● Task
Your task is to reproduce exactly the lines from the line with "Serialize everything readable" through the end of the records below.

Dataset records:
--------------------
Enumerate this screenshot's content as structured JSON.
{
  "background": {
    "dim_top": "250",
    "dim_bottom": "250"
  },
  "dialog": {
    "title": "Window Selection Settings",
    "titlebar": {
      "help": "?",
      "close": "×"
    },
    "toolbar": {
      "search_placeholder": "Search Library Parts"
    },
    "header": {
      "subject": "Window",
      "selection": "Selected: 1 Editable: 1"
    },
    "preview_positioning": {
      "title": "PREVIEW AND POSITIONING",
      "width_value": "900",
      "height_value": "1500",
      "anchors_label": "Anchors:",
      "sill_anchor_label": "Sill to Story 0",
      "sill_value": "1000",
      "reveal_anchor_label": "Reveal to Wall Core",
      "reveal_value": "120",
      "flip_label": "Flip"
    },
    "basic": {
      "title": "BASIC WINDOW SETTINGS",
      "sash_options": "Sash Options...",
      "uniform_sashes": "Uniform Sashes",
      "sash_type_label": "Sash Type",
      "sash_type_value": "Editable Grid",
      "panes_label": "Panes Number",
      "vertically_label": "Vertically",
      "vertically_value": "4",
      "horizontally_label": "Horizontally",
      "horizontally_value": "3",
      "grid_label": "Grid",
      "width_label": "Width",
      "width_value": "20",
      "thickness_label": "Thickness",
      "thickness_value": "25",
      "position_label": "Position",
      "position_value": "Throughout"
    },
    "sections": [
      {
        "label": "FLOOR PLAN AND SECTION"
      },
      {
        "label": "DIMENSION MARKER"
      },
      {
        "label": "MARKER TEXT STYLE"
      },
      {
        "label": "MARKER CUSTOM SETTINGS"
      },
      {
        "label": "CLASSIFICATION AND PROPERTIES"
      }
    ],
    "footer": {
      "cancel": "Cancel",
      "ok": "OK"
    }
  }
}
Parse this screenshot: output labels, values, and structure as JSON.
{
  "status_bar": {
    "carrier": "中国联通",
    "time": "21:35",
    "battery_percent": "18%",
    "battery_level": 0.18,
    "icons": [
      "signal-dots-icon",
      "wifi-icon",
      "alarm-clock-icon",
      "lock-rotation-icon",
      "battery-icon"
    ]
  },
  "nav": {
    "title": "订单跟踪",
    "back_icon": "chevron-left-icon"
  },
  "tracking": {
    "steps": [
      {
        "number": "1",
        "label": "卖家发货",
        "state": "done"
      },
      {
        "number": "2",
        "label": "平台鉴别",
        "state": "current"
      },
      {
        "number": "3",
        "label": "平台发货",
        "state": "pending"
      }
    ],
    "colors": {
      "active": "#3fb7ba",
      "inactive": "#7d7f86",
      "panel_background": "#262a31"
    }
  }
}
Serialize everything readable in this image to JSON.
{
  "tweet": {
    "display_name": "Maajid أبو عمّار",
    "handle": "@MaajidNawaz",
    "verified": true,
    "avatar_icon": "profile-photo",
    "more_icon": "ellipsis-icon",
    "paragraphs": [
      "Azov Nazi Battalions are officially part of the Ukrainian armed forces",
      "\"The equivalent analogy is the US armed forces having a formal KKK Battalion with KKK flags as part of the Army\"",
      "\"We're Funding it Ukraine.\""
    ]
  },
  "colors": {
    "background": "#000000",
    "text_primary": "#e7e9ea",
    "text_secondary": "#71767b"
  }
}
--------------------
● Response for this exercise
Serialize everything readable in this image to JSON.
{
  "tweet": {
    "display_name": "Maajid أبو عمّار",
    "handle": "@MaajidNawaz",
    "verified": true,
    "avatar_icon": "profile-photo",
    "more_icon": "ellipsis-icon",
    "paragraphs": [
      "Azov Nazi Battalions are officially part of the Ukrainian armed forces",
      "\"The equivalent analogy is the US armed forces having a formal KKK Battalion with KKK flags as part of the Army\"",
      "\"We're Funding it Ukraine.\""
    ]
  },
  "colors": {
    "background": "#000000",
    "text_primary": "#e7e9ea",
    "text_secondary": "#71767b"
  }
}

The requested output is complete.